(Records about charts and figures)

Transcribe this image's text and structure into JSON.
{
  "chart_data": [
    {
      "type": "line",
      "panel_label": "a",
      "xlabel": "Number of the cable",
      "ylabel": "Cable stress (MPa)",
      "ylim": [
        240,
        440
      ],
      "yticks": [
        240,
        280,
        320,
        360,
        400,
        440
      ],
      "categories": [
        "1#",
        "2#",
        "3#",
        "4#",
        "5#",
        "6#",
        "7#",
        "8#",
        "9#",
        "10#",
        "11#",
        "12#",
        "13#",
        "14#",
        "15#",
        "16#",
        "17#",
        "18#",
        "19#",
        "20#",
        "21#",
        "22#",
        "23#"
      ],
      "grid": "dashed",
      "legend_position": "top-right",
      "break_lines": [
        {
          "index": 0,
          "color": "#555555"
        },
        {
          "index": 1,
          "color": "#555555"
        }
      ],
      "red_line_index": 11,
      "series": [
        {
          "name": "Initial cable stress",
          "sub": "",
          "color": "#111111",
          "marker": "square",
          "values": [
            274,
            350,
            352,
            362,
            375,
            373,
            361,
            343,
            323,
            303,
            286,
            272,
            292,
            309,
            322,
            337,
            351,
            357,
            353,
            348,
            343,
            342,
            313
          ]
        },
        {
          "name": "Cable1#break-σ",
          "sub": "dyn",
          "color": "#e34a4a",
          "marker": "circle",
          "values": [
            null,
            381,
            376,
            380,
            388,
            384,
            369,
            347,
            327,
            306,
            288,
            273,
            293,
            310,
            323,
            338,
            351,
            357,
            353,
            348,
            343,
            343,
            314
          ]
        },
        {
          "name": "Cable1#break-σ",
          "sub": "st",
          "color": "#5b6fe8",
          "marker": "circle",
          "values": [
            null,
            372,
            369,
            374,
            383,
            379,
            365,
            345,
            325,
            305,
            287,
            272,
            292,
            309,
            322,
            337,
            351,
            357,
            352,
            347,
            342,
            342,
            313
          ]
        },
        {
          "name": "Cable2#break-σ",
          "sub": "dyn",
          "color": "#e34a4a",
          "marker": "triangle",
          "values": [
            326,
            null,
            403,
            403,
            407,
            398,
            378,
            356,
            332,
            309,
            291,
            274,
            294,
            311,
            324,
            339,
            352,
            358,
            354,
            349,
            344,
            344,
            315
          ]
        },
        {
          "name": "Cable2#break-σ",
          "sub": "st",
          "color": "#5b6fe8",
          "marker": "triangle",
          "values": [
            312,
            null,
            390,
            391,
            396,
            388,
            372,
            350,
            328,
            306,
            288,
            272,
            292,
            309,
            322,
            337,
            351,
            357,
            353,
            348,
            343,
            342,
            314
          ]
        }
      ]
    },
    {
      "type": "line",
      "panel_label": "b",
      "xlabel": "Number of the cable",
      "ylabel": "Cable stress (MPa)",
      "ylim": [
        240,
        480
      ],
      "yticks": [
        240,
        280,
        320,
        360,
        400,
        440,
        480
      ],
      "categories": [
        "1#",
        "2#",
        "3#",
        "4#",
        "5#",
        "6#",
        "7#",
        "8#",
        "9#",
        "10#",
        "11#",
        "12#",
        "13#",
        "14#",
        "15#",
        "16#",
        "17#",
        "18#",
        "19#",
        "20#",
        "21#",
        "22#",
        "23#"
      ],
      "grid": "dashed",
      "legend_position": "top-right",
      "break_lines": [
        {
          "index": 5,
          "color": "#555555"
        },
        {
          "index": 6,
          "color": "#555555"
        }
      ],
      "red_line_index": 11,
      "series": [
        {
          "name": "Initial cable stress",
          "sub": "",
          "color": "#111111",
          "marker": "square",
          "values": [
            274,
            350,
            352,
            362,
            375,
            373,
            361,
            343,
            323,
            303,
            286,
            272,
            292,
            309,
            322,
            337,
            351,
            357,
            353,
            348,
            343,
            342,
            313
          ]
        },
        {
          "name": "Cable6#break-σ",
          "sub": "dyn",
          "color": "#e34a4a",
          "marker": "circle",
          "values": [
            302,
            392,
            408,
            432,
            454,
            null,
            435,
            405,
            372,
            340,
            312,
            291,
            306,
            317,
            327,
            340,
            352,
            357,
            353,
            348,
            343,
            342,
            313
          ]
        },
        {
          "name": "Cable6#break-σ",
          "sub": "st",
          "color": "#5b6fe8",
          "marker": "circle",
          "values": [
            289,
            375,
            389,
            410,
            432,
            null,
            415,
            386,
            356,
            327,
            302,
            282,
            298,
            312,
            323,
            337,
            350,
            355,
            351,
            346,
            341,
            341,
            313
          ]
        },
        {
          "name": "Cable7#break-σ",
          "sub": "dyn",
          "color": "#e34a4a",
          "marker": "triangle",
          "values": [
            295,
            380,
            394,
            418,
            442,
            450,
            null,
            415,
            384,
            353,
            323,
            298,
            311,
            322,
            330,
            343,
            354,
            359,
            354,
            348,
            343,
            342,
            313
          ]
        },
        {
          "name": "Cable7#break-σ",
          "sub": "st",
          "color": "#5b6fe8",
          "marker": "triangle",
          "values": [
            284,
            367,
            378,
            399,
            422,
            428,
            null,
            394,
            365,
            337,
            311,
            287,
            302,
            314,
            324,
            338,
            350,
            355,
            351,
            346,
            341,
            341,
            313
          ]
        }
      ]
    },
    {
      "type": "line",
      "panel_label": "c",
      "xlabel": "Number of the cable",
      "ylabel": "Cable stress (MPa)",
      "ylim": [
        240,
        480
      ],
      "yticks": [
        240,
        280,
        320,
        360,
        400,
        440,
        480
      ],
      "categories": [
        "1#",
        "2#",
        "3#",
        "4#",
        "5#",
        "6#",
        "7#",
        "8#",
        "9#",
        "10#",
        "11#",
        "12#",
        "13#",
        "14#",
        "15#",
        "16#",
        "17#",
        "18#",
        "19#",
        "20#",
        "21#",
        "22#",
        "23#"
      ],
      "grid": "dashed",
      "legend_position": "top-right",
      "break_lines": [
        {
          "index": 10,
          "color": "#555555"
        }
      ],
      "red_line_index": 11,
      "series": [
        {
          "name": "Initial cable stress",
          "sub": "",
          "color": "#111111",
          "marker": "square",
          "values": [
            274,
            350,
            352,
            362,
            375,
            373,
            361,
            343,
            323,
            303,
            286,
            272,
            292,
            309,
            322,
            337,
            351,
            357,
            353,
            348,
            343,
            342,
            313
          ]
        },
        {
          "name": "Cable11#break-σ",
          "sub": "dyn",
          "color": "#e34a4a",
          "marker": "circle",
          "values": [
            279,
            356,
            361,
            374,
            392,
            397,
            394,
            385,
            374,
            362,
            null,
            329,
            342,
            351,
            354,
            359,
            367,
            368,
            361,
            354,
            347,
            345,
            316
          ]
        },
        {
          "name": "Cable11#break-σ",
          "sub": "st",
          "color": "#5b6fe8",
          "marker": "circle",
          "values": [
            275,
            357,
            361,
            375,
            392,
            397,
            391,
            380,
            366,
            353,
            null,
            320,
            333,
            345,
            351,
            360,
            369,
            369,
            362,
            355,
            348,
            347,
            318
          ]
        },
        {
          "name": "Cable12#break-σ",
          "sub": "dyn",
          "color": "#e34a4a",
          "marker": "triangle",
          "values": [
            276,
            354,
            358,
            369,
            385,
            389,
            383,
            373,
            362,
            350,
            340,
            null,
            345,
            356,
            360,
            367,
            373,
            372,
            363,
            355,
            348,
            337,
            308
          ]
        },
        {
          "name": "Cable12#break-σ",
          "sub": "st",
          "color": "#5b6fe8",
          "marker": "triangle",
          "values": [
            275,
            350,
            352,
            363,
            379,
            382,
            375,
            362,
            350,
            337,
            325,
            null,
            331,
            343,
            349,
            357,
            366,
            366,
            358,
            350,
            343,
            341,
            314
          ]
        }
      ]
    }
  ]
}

Job:
Repeat all of the records above exactly as they appear.

Response to this exercise:
Transcribe this image's text and structure into JSON.
{
  "chart_data": [
    {
      "type": "line",
      "panel_label": "a",
      "xlabel": "Number of the cable",
      "ylabel": "Cable stress (MPa)",
      "ylim": [
        240,
        440
      ],
      "yticks": [
        240,
        280,
        320,
        360,
        400,
        440
      ],
      "categories": [
        "1#",
        "2#",
        "3#",
        "4#",
        "5#",
        "6#",
        "7#",
        "8#",
        "9#",
        "10#",
        "11#",
        "12#",
        "13#",
        "14#",
        "15#",
        "16#",
        "17#",
        "18#",
        "19#",
        "20#",
        "21#",
        "22#",
        "23#"
      ],
      "grid": "dashed",
      "legend_position": "top-right",
      "break_lines": [
        {
          "index": 0,
          "color": "#555555"
        },
        {
          "index": 1,
          "color": "#555555"
        }
      ],
      "red_line_index": 11,
      "series": [
        {
          "name": "Initial cable stress",
          "sub": "",
          "color": "#111111",
          "marker": "square",
          "values": [
            274,
            350,
            352,
            362,
            375,
            373,
            361,
            343,
            323,
            303,
            286,
            272,
            292,
            309,
            322,
            337,
            351,
            357,
            353,
            348,
            343,
            342,
            313
          ]
        },
        {
          "name": "Cable1#break-σ",
          "sub": "dyn",
          "color": "#e34a4a",
          "marker": "circle",
          "values": [
            null,
            381,
            376,
            380,
            388,
            384,
            369,
            347,
            327,
            306,
            288,
            273,
            293,
            310,
            323,
            338,
            351,
            357,
            353,
            348,
            343,
            343,
            314
          ]
        },
        {
          "name": "Cable1#break-σ",
          "sub": "st",
          "color": "#5b6fe8",
          "marker": "circle",
          "values": [
            null,
            372,
            369,
            374,
            383,
            379,
            365,
            345,
            325,
            305,
            287,
            272,
            292,
            309,
            322,
            337,
            351,
            357,
            352,
            347,
            342,
            342,
            313
          ]
        },
        {
          "name": "Cable2#break-σ",
          "sub": "dyn",
          "color": "#e34a4a",
          "marker": "triangle",
          "values": [
            326,
            null,
            403,
            403,
            407,
            398,
            378,
            356,
            332,
            309,
            291,
            274,
            294,
            311,
            324,
            339,
            352,
            358,
            354,
            349,
            344,
            344,
            315
          ]
        },
        {
          "name": "Cable2#break-σ",
          "sub": "st",
          "color": "#5b6fe8",
          "marker": "triangle",
          "values": [
            312,
            null,
            390,
            391,
            396,
            388,
            372,
            350,
            328,
            306,
            288,
            272,
            292,
            309,
            322,
            337,
            351,
            357,
            353,
            348,
            343,
            342,
            314
          ]
        }
      ]
    },
    {
      "type": "line",
      "panel_label": "b",
      "xlabel": "Number of the cable",
      "ylabel": "Cable stress (MPa)",
      "ylim": [
        240,
        480
      ],
      "yticks": [
        240,
        280,
        320,
        360,
        400,
        440,
        480
      ],
      "categories": [
        "1#",
        "2#",
        "3#",
        "4#",
        "5#",
        "6#",
        "7#",
        "8#",
        "9#",
        "10#",
        "11#",
        "12#",
        "13#",
        "14#",
        "15#",
        "16#",
        "17#",
        "18#",
        "19#",
        "20#",
        "21#",
        "22#",
        "23#"
      ],
      "grid": "dashed",
      "legend_position": "top-right",
      "break_lines": [
        {
          "index": 5,
          "color": "#555555"
        },
        {
          "index": 6,
          "color": "#555555"
        }
      ],
      "red_line_index": 11,
      "series": [
        {
          "name": "Initial cable stress",
          "sub": "",
          "color": "#111111",
          "marker": "square",
          "values": [
            274,
            350,
            352,
            362,
            375,
            373,
            361,
            343,
            323,
            303,
            286,
            272,
            292,
            309,
            322,
            337,
            351,
            357,
            353,
            348,
            343,
            342,
            313
          ]
        },
        {
          "name": "Cable6#break-σ",
          "sub": "dyn",
          "color": "#e34a4a",
          "marker": "circle",
          "values": [
            302,
            392,
            408,
            432,
            454,
            null,
            435,
            405,
            372,
            340,
            312,
            291,
            306,
            317,
            327,
            340,
            352,
            357,
            353,
            348,
            343,
            342,
            313
          ]
        },
        {
          "name": "Cable6#break-σ",
          "sub": "st",
          "color": "#5b6fe8",
          "marker": "circle",
          "values": [
            289,
            375,
            389,
            410,
            432,
            null,
            415,
            386,
            356,
            327,
            302,
            282,
            298,
            312,
            323,
            337,
            350,
            355,
            351,
            346,
            341,
            341,
            313
          ]
        },
        {
          "name": "Cable7#break-σ",
          "sub": "dyn",
          "color": "#e34a4a",
          "marker": "triangle",
          "values": [
            295,
            380,
            394,
            418,
            442,
            450,
            null,
            415,
            384,
            353,
            323,
            298,
            311,
            322,
            330,
            343,
            354,
            359,
            354,
            348,
            343,
            342,
            313
          ]
        },
        {
          "name": "Cable7#break-σ",
          "sub": "st",
          "color": "#5b6fe8",
          "marker": "triangle",
          "values": [
            284,
            367,
            378,
            399,
            422,
            428,
            null,
            394,
            365,
            337,
            311,
            287,
            302,
            314,
            324,
            338,
            350,
            355,
            351,
            346,
            341,
            341,
            313
          ]
        }
      ]
    },
    {
      "type": "line",
      "panel_label": "c",
      "xlabel": "Number of the cable",
      "ylabel": "Cable stress (MPa)",
      "ylim": [
        240,
        480
      ],
      "yticks": [
        240,
        280,
        320,
        360,
        400,
        440,
        480
      ],
      "categories": [
        "1#",
        "2#",
        "3#",
        "4#",
        "5#",
        "6#",
        "7#",
        "8#",
        "9#",
        "10#",
        "11#",
        "12#",
        "13#",
        "14#",
        "15#",
        "16#",
        "17#",
        "18#",
        "19#",
        "20#",
        "21#",
        "22#",
        "23#"
      ],
      "grid": "dashed",
      "legend_position": "top-right",
      "break_lines": [
        {
          "index": 10,
          "color": "#555555"
        }
      ],
      "red_line_index": 11,
      "series": [
        {
          "name": "Initial cable stress",
          "sub": "",
          "color": "#111111",
          "marker": "square",
          "values": [
            274,
            350,
            352,
            362,
            375,
            373,
            361,
            343,
            323,
            303,
            286,
            272,
            292,
            309,
            322,
            337,
            351,
            357,
            353,
            348,
            343,
            342,
            313
          ]
        },
        {
          "name": "Cable11#break-σ",
          "sub": "dyn",
          "color": "#e34a4a",
          "marker": "circle",
          "values": [
            279,
            356,
            361,
            374,
            392,
            397,
            394,
            385,
            374,
            362,
            null,
            329,
            342,
            351,
            354,
            359,
            367,
            368,
            361,
            354,
            347,
            345,
            316
          ]
        },
        {
          "name": "Cable11#break-σ",
          "sub": "st",
          "color": "#5b6fe8",
          "marker": "circle",
          "values": [
            275,
            357,
            361,
            375,
            392,
            397,
            391,
            380,
            366,
            353,
            null,
            320,
            333,
            345,
            351,
            360,
            369,
            369,
            362,
            355,
            348,
            347,
            318
          ]
        },
        {
          "name": "Cable12#break-σ",
          "sub": "dyn",
          "color": "#e34a4a",
          "marker": "triangle",
          "values": [
            276,
            354,
            358,
            369,
            385,
            389,
            383,
            373,
            362,
            350,
            340,
            null,
            345,
            356,
            360,
            367,
            373,
            372,
            363,
            355,
            348,
            337,
            308
          ]
        },
        {
          "name": "Cable12#break-σ",
          "sub": "st",
          "color": "#5b6fe8",
          "marker": "triangle",
          "values": [
            275,
            350,
            352,
            363,
            379,
            382,
            375,
            362,
            350,
            337,
            325,
            null,
            331,
            343,
            349,
            357,
            366,
            366,
            358,
            350,
            343,
            341,
            314
          ]
        }
      ]
    }
  ]
}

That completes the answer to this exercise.